• 提供された文章

--------------------

木と糸が紡ぎあげた私のちちぶ暮らし
足立 由美子さん
「百果店ひぐらしストア」店主の足立由美子さんは、日々の暮らしの中で秩父の自然や木の魅力に触れて以来、木工品、おもちゃ、さらには秩父の織物文化を通じて、地域の人と人とをつなげる場を創る活動をしています。秩父地域で広がりをみせる「木育」の取り組みでもご活躍されている足立さんに、これまでのさまざまな取り組みについてお話を伺いました。
(取材日:平成30年1月26日)
秩父もくもくきかく代表
ツグミ工芸舎/百果店ひぐらしストア
おもちゃコンサルタント/木育インストラクター
足立 由美子さん
ニューヨーク・マンハッタン暮らしから一転、秩父の山奥に引っ越してきました
今日はよろしくお願いします。まず最初に、足立さんは秩父に移住されてきたと伺いましたが、秩父に住もうと思ったきっかけを教えてくれますか?
夫と私はアメリカでの暮らしが長くて、今から20年ほど前に帰国を決めた際には、ニューヨークみたいな都会ではない、人があまりいなくて静かなところで暮らしたいと思っていました。
最初は場所にもこだわりがなくて、インターネットで国内を手当たりしだい探していましたね。ただ、母親が埼玉県内にいましたので、アメリカから帰ってきたときに、そこを拠点として探すとなると、例えば山梨とか、県内だと秩父とかだなと考えていました。あまり遠いと現地まで行って物件を見ても、気に入らなかったら無駄足になってしまいますからね。

--------------------

• 提供データ
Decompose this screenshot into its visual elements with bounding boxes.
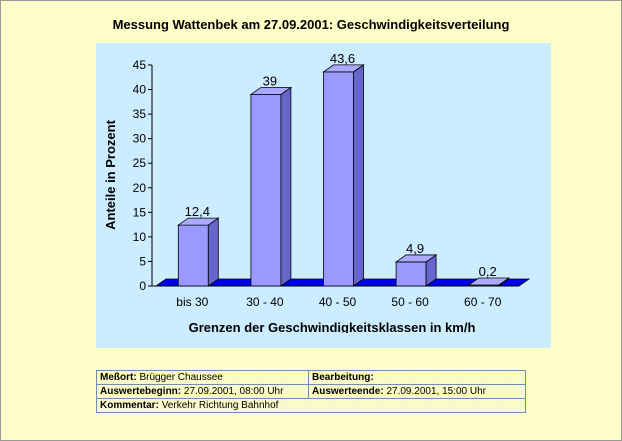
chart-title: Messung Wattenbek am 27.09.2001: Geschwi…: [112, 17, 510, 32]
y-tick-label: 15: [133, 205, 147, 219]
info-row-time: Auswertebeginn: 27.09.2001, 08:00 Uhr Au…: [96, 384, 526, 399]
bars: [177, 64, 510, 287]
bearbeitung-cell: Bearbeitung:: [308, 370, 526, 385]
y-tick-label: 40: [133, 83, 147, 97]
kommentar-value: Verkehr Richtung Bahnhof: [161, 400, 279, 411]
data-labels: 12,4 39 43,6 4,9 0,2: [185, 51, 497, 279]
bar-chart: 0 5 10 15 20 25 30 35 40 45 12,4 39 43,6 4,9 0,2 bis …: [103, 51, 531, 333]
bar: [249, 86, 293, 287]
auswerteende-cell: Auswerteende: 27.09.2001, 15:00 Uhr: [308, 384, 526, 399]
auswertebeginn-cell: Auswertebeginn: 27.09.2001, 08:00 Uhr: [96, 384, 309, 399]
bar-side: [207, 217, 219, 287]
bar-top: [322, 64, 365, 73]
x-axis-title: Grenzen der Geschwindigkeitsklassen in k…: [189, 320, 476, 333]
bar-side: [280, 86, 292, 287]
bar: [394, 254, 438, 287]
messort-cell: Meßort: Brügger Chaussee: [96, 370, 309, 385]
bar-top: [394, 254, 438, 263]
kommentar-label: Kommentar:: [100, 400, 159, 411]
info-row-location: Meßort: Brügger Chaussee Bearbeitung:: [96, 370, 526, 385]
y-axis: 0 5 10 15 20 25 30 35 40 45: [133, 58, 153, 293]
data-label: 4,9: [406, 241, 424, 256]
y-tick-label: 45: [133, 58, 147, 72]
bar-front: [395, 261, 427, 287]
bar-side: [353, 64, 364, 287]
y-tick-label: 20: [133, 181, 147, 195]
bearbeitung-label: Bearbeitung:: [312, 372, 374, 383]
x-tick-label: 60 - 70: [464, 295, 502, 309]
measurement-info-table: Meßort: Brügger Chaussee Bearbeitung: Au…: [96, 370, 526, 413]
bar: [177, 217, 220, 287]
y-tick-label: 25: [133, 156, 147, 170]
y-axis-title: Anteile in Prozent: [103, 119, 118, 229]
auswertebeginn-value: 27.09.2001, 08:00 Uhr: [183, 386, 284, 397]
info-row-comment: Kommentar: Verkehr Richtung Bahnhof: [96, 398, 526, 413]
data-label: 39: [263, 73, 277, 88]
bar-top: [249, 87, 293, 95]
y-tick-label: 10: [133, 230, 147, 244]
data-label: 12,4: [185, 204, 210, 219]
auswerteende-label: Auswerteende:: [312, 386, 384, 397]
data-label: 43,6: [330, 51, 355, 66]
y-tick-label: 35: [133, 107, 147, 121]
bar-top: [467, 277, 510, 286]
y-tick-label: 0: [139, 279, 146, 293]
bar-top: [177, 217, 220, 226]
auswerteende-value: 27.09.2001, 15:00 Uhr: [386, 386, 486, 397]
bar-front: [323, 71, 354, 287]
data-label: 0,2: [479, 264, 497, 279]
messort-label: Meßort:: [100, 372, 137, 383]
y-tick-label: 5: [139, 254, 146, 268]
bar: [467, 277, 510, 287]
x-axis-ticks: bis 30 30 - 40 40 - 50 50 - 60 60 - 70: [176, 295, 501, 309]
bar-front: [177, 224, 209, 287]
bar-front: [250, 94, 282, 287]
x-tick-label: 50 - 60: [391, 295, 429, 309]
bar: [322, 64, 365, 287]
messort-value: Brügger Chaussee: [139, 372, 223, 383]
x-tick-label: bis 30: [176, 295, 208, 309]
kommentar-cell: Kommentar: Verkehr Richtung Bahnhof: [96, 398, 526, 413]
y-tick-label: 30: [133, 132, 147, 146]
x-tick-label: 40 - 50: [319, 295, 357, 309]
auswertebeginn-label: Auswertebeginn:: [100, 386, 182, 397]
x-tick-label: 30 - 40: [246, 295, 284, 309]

--------------------

• 問題
秩父暮らしのインタビューの冒頭の紹介文で、足立さんが「地域の人と人とをつなげる場を創る活動」で何を「通じて」いるとされているか、すべて書き出してください。 答えるときは、この秩父暮らしのインタビューだけを使ってください。

• 完成した答え
木工品、おもちゃ、秩父の織物文化